**The request**
Please reproduce the data below verbatim, line by line and in the same order.

**Input data**
___

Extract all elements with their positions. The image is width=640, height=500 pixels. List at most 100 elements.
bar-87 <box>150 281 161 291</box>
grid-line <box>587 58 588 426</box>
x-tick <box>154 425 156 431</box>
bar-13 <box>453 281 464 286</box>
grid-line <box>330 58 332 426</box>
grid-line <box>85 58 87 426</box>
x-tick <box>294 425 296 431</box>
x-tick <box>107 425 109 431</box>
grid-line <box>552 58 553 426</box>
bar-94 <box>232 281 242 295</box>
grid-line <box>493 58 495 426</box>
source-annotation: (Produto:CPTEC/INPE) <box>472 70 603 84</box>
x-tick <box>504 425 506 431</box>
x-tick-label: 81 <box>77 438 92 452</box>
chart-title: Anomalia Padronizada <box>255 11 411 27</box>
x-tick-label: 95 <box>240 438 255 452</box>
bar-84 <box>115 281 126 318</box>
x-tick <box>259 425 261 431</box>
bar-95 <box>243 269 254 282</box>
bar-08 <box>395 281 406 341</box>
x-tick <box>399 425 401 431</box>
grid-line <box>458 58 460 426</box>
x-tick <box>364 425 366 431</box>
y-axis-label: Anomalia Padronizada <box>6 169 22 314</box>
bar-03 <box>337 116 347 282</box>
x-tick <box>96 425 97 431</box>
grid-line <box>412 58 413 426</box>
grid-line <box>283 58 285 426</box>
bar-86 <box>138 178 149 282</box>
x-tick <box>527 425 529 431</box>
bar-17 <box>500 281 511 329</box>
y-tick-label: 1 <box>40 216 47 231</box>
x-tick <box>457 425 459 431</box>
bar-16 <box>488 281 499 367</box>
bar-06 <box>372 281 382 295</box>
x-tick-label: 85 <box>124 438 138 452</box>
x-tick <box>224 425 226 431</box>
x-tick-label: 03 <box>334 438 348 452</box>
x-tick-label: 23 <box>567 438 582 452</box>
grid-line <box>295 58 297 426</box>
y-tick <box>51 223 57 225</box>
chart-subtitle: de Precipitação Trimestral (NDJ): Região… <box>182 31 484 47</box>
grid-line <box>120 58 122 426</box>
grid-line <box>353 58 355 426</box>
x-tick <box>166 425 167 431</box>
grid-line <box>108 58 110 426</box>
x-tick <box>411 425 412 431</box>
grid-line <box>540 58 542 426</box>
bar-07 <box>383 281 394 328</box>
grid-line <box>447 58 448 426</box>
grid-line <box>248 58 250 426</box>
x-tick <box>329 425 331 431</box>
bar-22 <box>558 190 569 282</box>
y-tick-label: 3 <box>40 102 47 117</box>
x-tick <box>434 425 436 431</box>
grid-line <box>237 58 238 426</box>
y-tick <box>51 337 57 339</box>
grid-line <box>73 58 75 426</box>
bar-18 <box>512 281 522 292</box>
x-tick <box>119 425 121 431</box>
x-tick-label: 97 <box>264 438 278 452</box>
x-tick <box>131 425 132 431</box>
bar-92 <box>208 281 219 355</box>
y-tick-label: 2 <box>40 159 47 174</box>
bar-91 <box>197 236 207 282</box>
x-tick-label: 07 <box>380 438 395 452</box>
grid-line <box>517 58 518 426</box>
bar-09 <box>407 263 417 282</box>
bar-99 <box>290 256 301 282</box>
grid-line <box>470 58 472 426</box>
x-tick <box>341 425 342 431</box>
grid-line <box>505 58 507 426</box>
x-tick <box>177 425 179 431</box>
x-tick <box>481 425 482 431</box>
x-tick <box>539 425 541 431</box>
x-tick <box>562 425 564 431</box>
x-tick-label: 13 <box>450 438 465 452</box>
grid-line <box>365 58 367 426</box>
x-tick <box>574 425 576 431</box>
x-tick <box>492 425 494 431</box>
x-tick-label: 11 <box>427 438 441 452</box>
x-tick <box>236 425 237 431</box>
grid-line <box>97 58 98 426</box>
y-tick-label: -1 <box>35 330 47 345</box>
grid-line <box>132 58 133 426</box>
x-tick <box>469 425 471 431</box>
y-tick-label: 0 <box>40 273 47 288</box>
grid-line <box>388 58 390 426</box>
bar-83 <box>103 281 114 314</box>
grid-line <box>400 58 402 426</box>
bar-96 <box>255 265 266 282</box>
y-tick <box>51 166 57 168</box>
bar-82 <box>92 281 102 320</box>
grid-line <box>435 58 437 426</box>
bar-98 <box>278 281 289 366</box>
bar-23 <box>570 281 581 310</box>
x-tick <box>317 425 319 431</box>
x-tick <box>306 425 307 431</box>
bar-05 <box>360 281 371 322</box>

___

**Exercise output**
Extract all elements with their positions. The image is width=640, height=500 pixels. List at most 100 elements.
bar-87 <box>150 281 161 291</box>
grid-line <box>587 58 588 426</box>
x-tick <box>154 425 156 431</box>
bar-13 <box>453 281 464 286</box>
grid-line <box>330 58 332 426</box>
grid-line <box>85 58 87 426</box>
x-tick <box>294 425 296 431</box>
x-tick <box>107 425 109 431</box>
grid-line <box>552 58 553 426</box>
bar-94 <box>232 281 242 295</box>
grid-line <box>493 58 495 426</box>
source-annotation: (Produto:CPTEC/INPE) <box>472 70 603 84</box>
x-tick <box>504 425 506 431</box>
x-tick-label: 81 <box>77 438 92 452</box>
chart-title: Anomalia Padronizada <box>255 11 411 27</box>
x-tick-label: 95 <box>240 438 255 452</box>
bar-84 <box>115 281 126 318</box>
x-tick <box>259 425 261 431</box>
bar-95 <box>243 269 254 282</box>
bar-08 <box>395 281 406 341</box>
x-tick <box>399 425 401 431</box>
grid-line <box>458 58 460 426</box>
x-tick <box>364 425 366 431</box>
y-axis-label: Anomalia Padronizada <box>6 169 22 314</box>
bar-03 <box>337 116 347 282</box>
x-tick <box>96 425 97 431</box>
grid-line <box>412 58 413 426</box>
grid-line <box>283 58 285 426</box>
bar-86 <box>138 178 149 282</box>
x-tick <box>527 425 529 431</box>
bar-17 <box>500 281 511 329</box>
y-tick-label: 1 <box>40 216 47 231</box>
x-tick <box>457 425 459 431</box>
bar-16 <box>488 281 499 367</box>
bar-06 <box>372 281 382 295</box>
x-tick-label: 85 <box>124 438 138 452</box>
x-tick <box>224 425 226 431</box>
x-tick-label: 03 <box>334 438 348 452</box>
x-tick-label: 23 <box>567 438 582 452</box>
grid-line <box>295 58 297 426</box>
y-tick <box>51 223 57 225</box>
chart-subtitle: de Precipitação Trimestral (NDJ): Região… <box>182 31 484 47</box>
grid-line <box>120 58 122 426</box>
grid-line <box>353 58 355 426</box>
x-tick <box>166 425 167 431</box>
grid-line <box>108 58 110 426</box>
x-tick <box>411 425 412 431</box>
grid-line <box>540 58 542 426</box>
bar-07 <box>383 281 394 328</box>
grid-line <box>447 58 448 426</box>
grid-line <box>248 58 250 426</box>
x-tick <box>329 425 331 431</box>
bar-22 <box>558 190 569 282</box>
y-tick-label: 3 <box>40 102 47 117</box>
x-tick <box>434 425 436 431</box>
grid-line <box>237 58 238 426</box>
y-tick <box>51 337 57 339</box>
grid-line <box>73 58 75 426</box>
bar-18 <box>512 281 522 292</box>
x-tick <box>119 425 121 431</box>
x-tick-label: 97 <box>264 438 278 452</box>
x-tick <box>131 425 132 431</box>
bar-92 <box>208 281 219 355</box>
y-tick-label: 2 <box>40 159 47 174</box>
bar-91 <box>197 236 207 282</box>
x-tick-label: 07 <box>380 438 395 452</box>
grid-line <box>517 58 518 426</box>
bar-09 <box>407 263 417 282</box>
bar-99 <box>290 256 301 282</box>
grid-line <box>470 58 472 426</box>
x-tick <box>341 425 342 431</box>
grid-line <box>505 58 507 426</box>
x-tick <box>177 425 179 431</box>
x-tick <box>481 425 482 431</box>
x-tick <box>539 425 541 431</box>
x-tick <box>562 425 564 431</box>
x-tick-label: 13 <box>450 438 465 452</box>
grid-line <box>365 58 367 426</box>
x-tick <box>574 425 576 431</box>
x-tick <box>492 425 494 431</box>
x-tick-label: 11 <box>427 438 441 452</box>
x-tick <box>236 425 237 431</box>
grid-line <box>97 58 98 426</box>
y-tick-label: -1 <box>35 330 47 345</box>
grid-line <box>132 58 133 426</box>
x-tick <box>469 425 471 431</box>
y-tick-label: 0 <box>40 273 47 288</box>
grid-line <box>388 58 390 426</box>
bar-83 <box>103 281 114 314</box>
grid-line <box>400 58 402 426</box>
bar-96 <box>255 265 266 282</box>
y-tick <box>51 166 57 168</box>
bar-82 <box>92 281 102 320</box>
grid-line <box>435 58 437 426</box>
bar-98 <box>278 281 289 366</box>
bar-23 <box>570 281 581 310</box>
x-tick <box>317 425 319 431</box>
x-tick <box>306 425 307 431</box>
bar-05 <box>360 281 371 322</box>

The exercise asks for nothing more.